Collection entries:
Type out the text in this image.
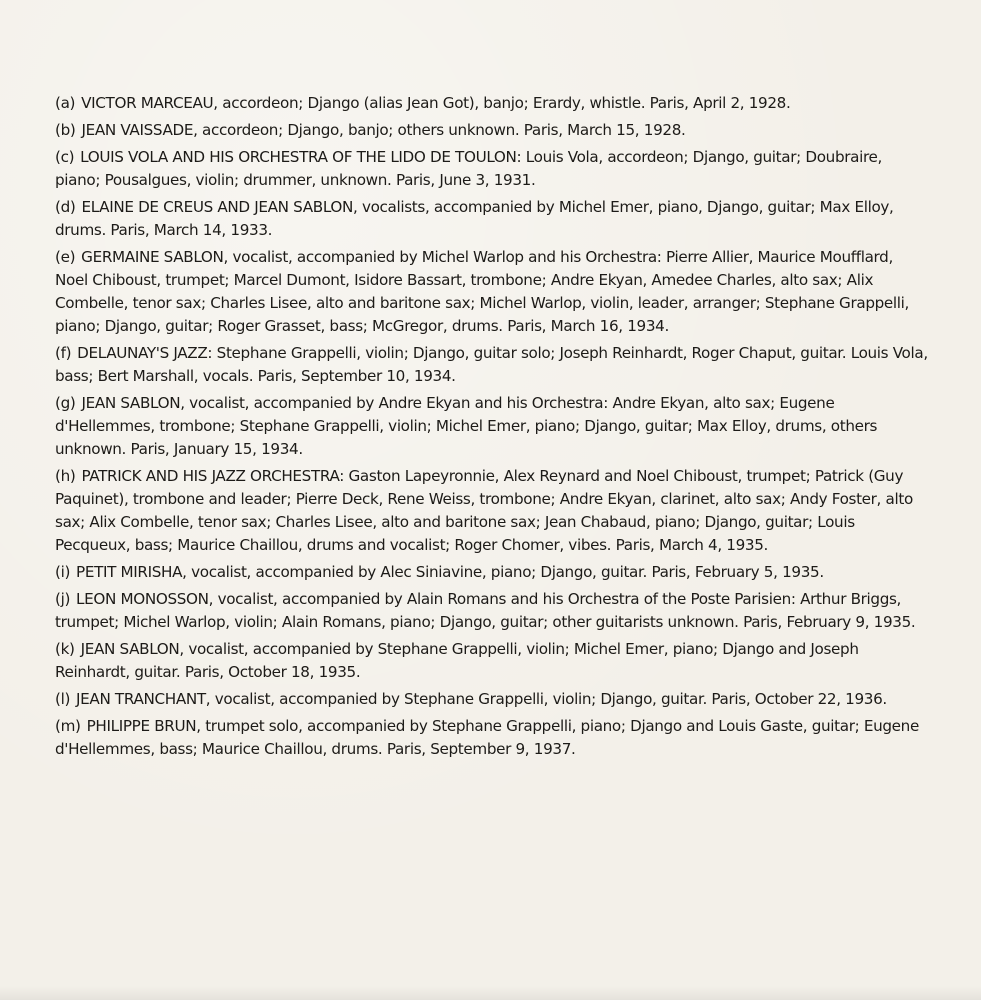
(a) VICTOR MARCEAU, accordeon; Django (alias Jean Got), banjo; Erardy, whistle. Paris, April 2, 1928.
(b) JEAN VAISSADE, accordeon; Django, banjo; others unknown. Paris, March 15, 1928.
(c) LOUIS VOLA AND HIS ORCHESTRA OF THE LIDO DE TOULON: Louis Vola, accordeon; Django, guitar; Doubraire, piano; Pousalgues, violin; drummer, unknown. Paris, June 3, 1931.
(d) ELAINE DE CREUS AND JEAN SABLON, vocalists, accompanied by Michel Emer, piano, Django, guitar; Max Elloy, drums. Paris, March 14, 1933.
(e) GERMAINE SABLON, vocalist, accompanied by Michel Warlop and his Orchestra: Pierre Allier, Maurice Moufflard, Noel Chiboust, trumpet; Marcel Dumont, Isidore Bassart, trombone; Andre Ekyan, Amedee Charles, alto sax; Alix Combelle, tenor sax; Charles Lisee, alto and baritone sax; Michel Warlop, violin, leader, arranger; Stephane Grappelli, piano; Django, guitar; Roger Grasset, bass; McGregor, drums. Paris, March 16, 1934.
(f) DELAUNAY'S JAZZ: Stephane Grappelli, violin; Django, guitar solo; Joseph Reinhardt, Roger Chaput, guitar. Louis Vola, bass; Bert Marshall, vocals. Paris, September 10, 1934.
(g) JEAN SABLON, vocalist, accompanied by Andre Ekyan and his Orchestra: Andre Ekyan, alto sax; Eugene d'Hellemmes, trombone; Stephane Grappelli, violin; Michel Emer, piano; Django, guitar; Max Elloy, drums, others unknown. Paris, January 15, 1934.
(h) PATRICK AND HIS JAZZ ORCHESTRA: Gaston Lapeyronnie, Alex Reynard and Noel Chiboust, trumpet; Patrick (Guy Paquinet), trombone and leader; Pierre Deck, Rene Weiss, trombone; Andre Ekyan, clarinet, alto sax; Andy Foster, alto sax; Alix Combelle, tenor sax; Charles Lisee, alto and baritone sax; Jean Chabaud, piano; Django, guitar; Louis Pecqueux, bass; Maurice Chaillou, drums and vocalist; Roger Chomer, vibes. Paris, March 4, 1935.
(i) PETIT MIRISHA, vocalist, accompanied by Alec Siniavine, piano; Django, guitar. Paris, February 5, 1935.
(j) LEON MONOSSON, vocalist, accompanied by Alain Romans and his Orchestra of the Poste Parisien: Arthur Briggs, trumpet; Michel Warlop, violin; Alain Romans, piano; Django, guitar; other guitarists unknown. Paris, February 9, 1935.
(k) JEAN SABLON, vocalist, accompanied by Stephane Grappelli, violin; Michel Emer, piano; Django and Joseph Reinhardt, guitar. Paris, October 18, 1935.
(l) JEAN TRANCHANT, vocalist, accompanied by Stephane Grappelli, violin; Django, guitar. Paris, October 22, 1936.
(m) PHILIPPE BRUN, trumpet solo, accompanied by Stephane Grappelli, piano; Django and Louis Gaste, guitar; Eugene d'Hellemmes, bass; Maurice Chaillou, drums. Paris, September 9, 1937.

• Given request
Filter the entries and copy out every line with the word "leader".

• Complete output
(e) GERMAINE SABLON, vocalist, accompanied by Michel Warlop and his Orchestra: Pierre Allier, Maurice Moufflard, Noel Chiboust, trumpet; Marcel Dumont, Isidore Bassart, trombone; Andre Ekyan, Amedee Charles, alto sax; Alix Combelle, tenor sax; Charles Lisee, alto and baritone sax; Michel Warlop, violin, leader, arranger; Stephane Grappelli, piano; Django, guitar; Roger Grasset, bass; McGregor, drums. Paris, March 16, 1934.
(h) PATRICK AND HIS JAZZ ORCHESTRA: Gaston Lapeyronnie, Alex Reynard and Noel Chiboust, trumpet; Patrick (Guy Paquinet), trombone and leader; Pierre Deck, Rene Weiss, trombone; Andre Ekyan, clarinet, alto sax; Andy Foster, alto sax; Alix Combelle, tenor sax; Charles Lisee, alto and baritone sax; Jean Chabaud, piano; Django, guitar; Louis Pecqueux, bass; Maurice Chaillou, drums and vocalist; Roger Chomer, vibes. Paris, March 4, 1935.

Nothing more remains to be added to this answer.